Written exercise
Copy the material that follows word for word and omit its pictures.

Items
☆ ☆ ☆ ☆ ☆
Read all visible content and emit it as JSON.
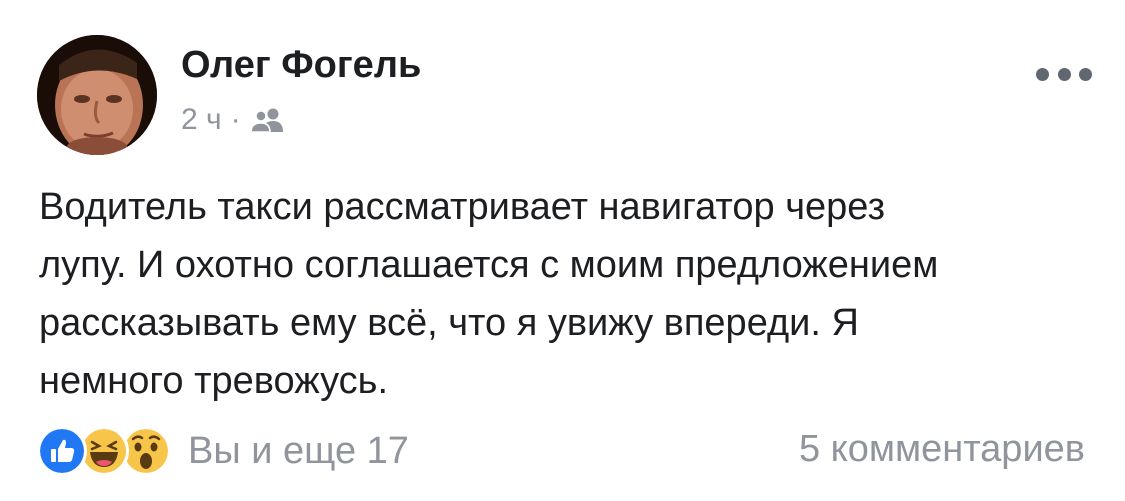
{
  "post": {
    "author": "Олег Фогель",
    "time": "2 ч",
    "separator": "·",
    "audience_icon": "friends-icon",
    "more_icon": "ellipsis-icon",
    "text_lines": [
      "Водитель такси рассматривает навигатор через",
      "лупу. И охотно соглашается с моим предложением",
      "рассказывать ему всё, что я увижу впереди. Я",
      "немного тревожусь."
    ],
    "reactions": {
      "icons": [
        "like-reaction-icon",
        "haha-reaction-icon",
        "wow-reaction-icon"
      ],
      "text": "Вы и еще 17"
    },
    "comments_label": "5 комментариев"
  },
  "colors": {
    "text_primary": "#1c1e21",
    "text_secondary": "#90949c",
    "like_blue": "#2078f4",
    "emoji_yellow": "#f7c54a"
  }
}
☆ ☆ ☆ ☆ ☆
Correct answer
Read all visible content and emit it as JSON.
{
  "post": {
    "author": "Олег Фогель",
    "time": "2 ч",
    "separator": "·",
    "audience_icon": "friends-icon",
    "more_icon": "ellipsis-icon",
    "text_lines": [
      "Водитель такси рассматривает навигатор через",
      "лупу. И охотно соглашается с моим предложением",
      "рассказывать ему всё, что я увижу впереди. Я",
      "немного тревожусь."
    ],
    "reactions": {
      "icons": [
        "like-reaction-icon",
        "haha-reaction-icon",
        "wow-reaction-icon"
      ],
      "text": "Вы и еще 17"
    },
    "comments_label": "5 комментариев"
  },
  "colors": {
    "text_primary": "#1c1e21",
    "text_secondary": "#90949c",
    "like_blue": "#2078f4",
    "emoji_yellow": "#f7c54a"
  }
}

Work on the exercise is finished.